* [STATED GOAL] Output the data word for word, dropping every image.

* [EXERCISE DATA]
>> START
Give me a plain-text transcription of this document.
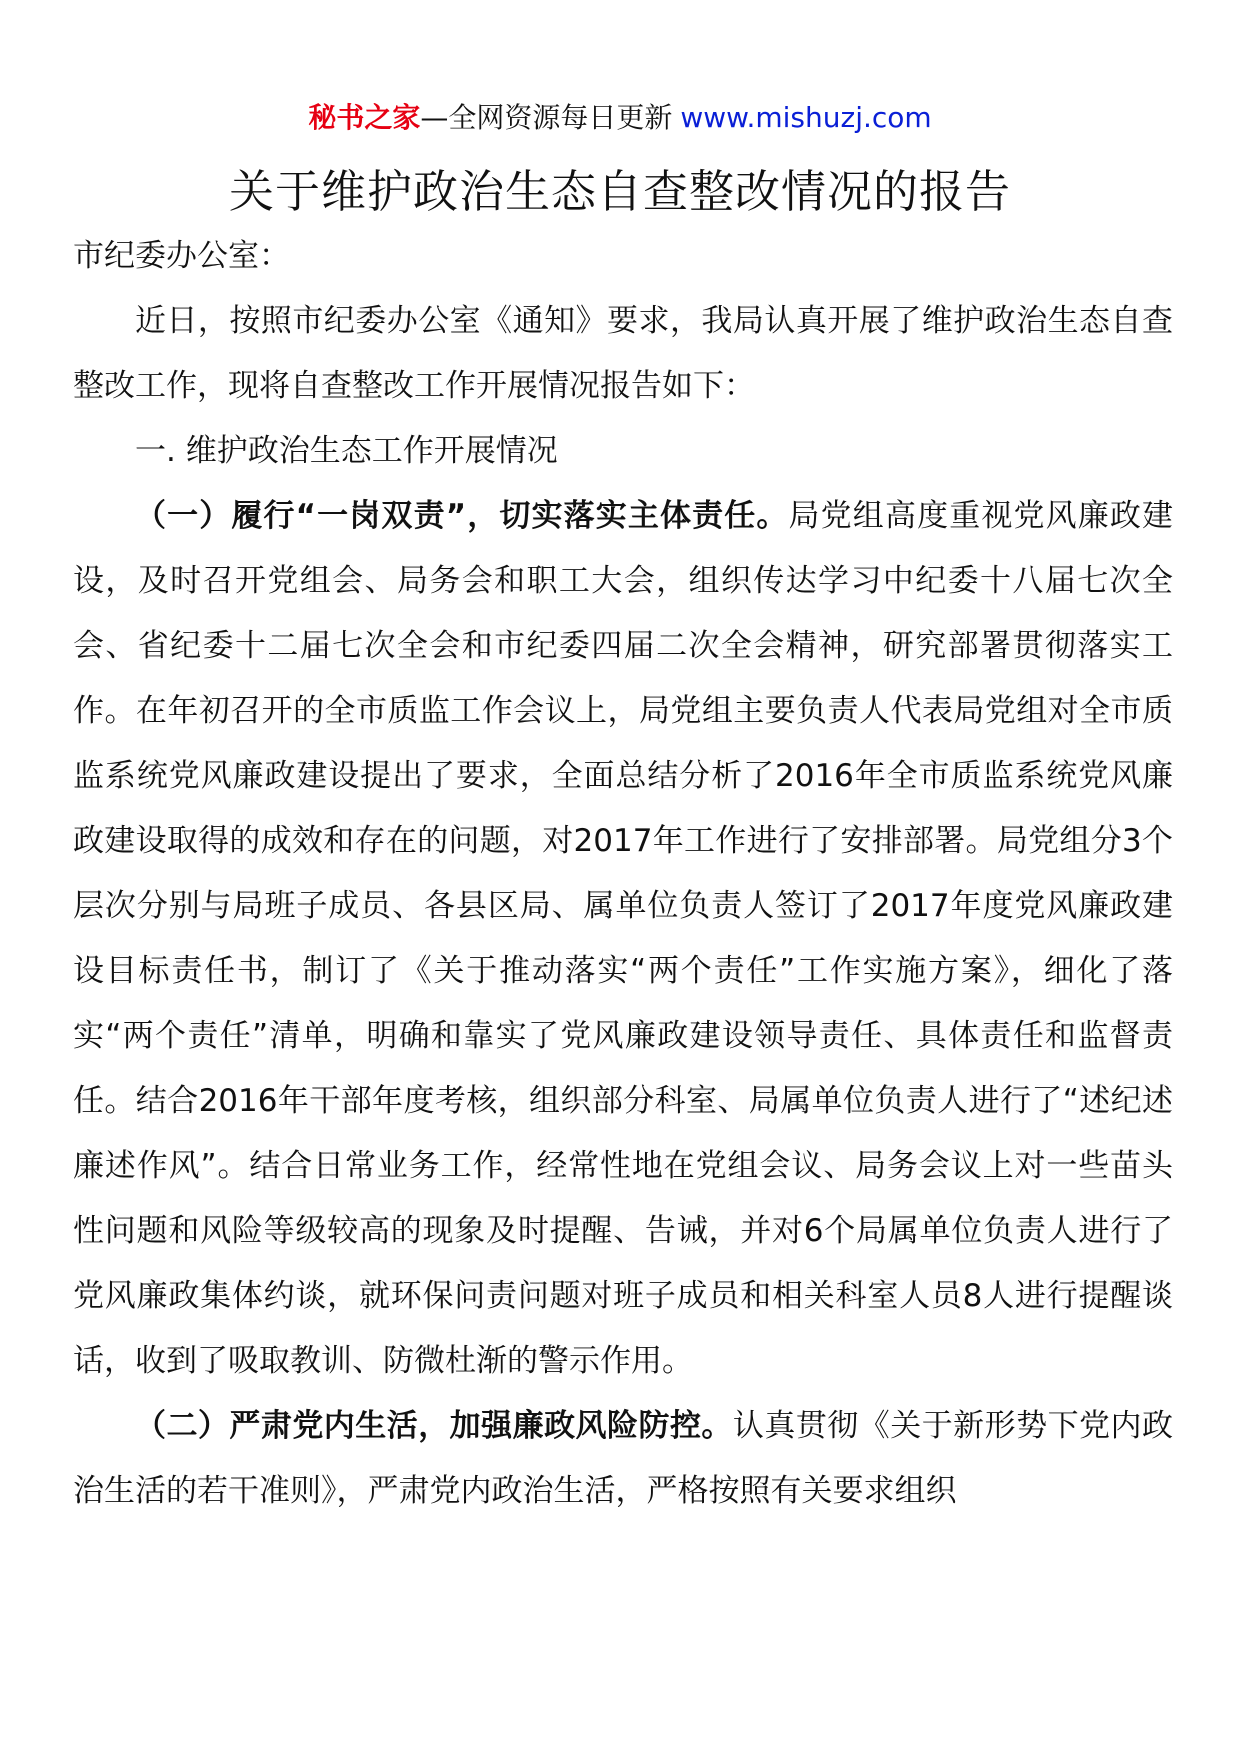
秘书之家—全网资源每日更新 www.mishuzj.com
关于维护政治生态自查整改情况的报告

市纪委办公室：

近日，按照市纪委办公室《通知》要求，我局认真开展了维护政治生态自查整改工作，现将自查整改工作开展情况报告如下：

一. 维护政治生态工作开展情况

（一）履行“一岗双责”，切实落实主体责任。局党组高度重视党风廉政建设，及时召开党组会、局务会和职工大会，组织传达学习中纪委十八届七次全会、省纪委十二届七次全会和市纪委四届二次全会精神，研究部署贯彻落实工作。在年初召开的全市质监工作会议上，局党组主要负责人代表局党组对全市质监系统党风廉政建设提出了要求，全面总结分析了2016年全市质监系统党风廉政建设取得的成效和存在的问题，对2017年工作进行了安排部署。局党组分3个层次分别与局班子成员、各县区局、属单位负责人签订了2017年度党风廉政建设目标责任书，制订了《关于推动落实“两个责任”工作实施方案》，细化了落实“两个责任”清单，明确和靠实了党风廉政建设领导责任、具体责任和监督责任。结合2016年干部年度考核，组织部分科室、局属单位负责人进行了“述纪述廉述作风”。结合日常业务工作，经常性地在党组会议、局务会议上对一些苗头性问题和风险等级较高的现象及时提醒、告诫，并对6个局属单位负责人进行了党风廉政集体约谈，就环保问责问题对班子成员和相关科室人员8人进行提醒谈话，收到了吸取教训、防微杜渐的警示作用。

（二）严肃党内生活，加强廉政风险防控。认真贯彻《关于新形势下党内政治生活的若干准则》，严肃党内政治生活，严格按照有关要求组织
>> END
* [WRITTEN RESPONSE]
Give me a plain-text transcription of this document.
秘书之家—全网资源每日更新 www.mishuzj.com
关于维护政治生态自查整改情况的报告

市纪委办公室：

近日，按照市纪委办公室《通知》要求，我局认真开展了维护政治生态自查整改工作，现将自查整改工作开展情况报告如下：

一. 维护政治生态工作开展情况

（一）履行“一岗双责”，切实落实主体责任。局党组高度重视党风廉政建设，及时召开党组会、局务会和职工大会，组织传达学习中纪委十八届七次全会、省纪委十二届七次全会和市纪委四届二次全会精神，研究部署贯彻落实工作。在年初召开的全市质监工作会议上，局党组主要负责人代表局党组对全市质监系统党风廉政建设提出了要求，全面总结分析了2016年全市质监系统党风廉政建设取得的成效和存在的问题，对2017年工作进行了安排部署。局党组分3个层次分别与局班子成员、各县区局、属单位负责人签订了2017年度党风廉政建设目标责任书，制订了《关于推动落实“两个责任”工作实施方案》，细化了落实“两个责任”清单，明确和靠实了党风廉政建设领导责任、具体责任和监督责任。结合2016年干部年度考核，组织部分科室、局属单位负责人进行了“述纪述廉述作风”。结合日常业务工作，经常性地在党组会议、局务会议上对一些苗头性问题和风险等级较高的现象及时提醒、告诫，并对6个局属单位负责人进行了党风廉政集体约谈，就环保问责问题对班子成员和相关科室人员8人进行提醒谈话，收到了吸取教训、防微杜渐的警示作用。

（二）严肃党内生活，加强廉政风险防控。认真贯彻《关于新形势下党内政治生活的若干准则》，严肃党内政治生活，严格按照有关要求组织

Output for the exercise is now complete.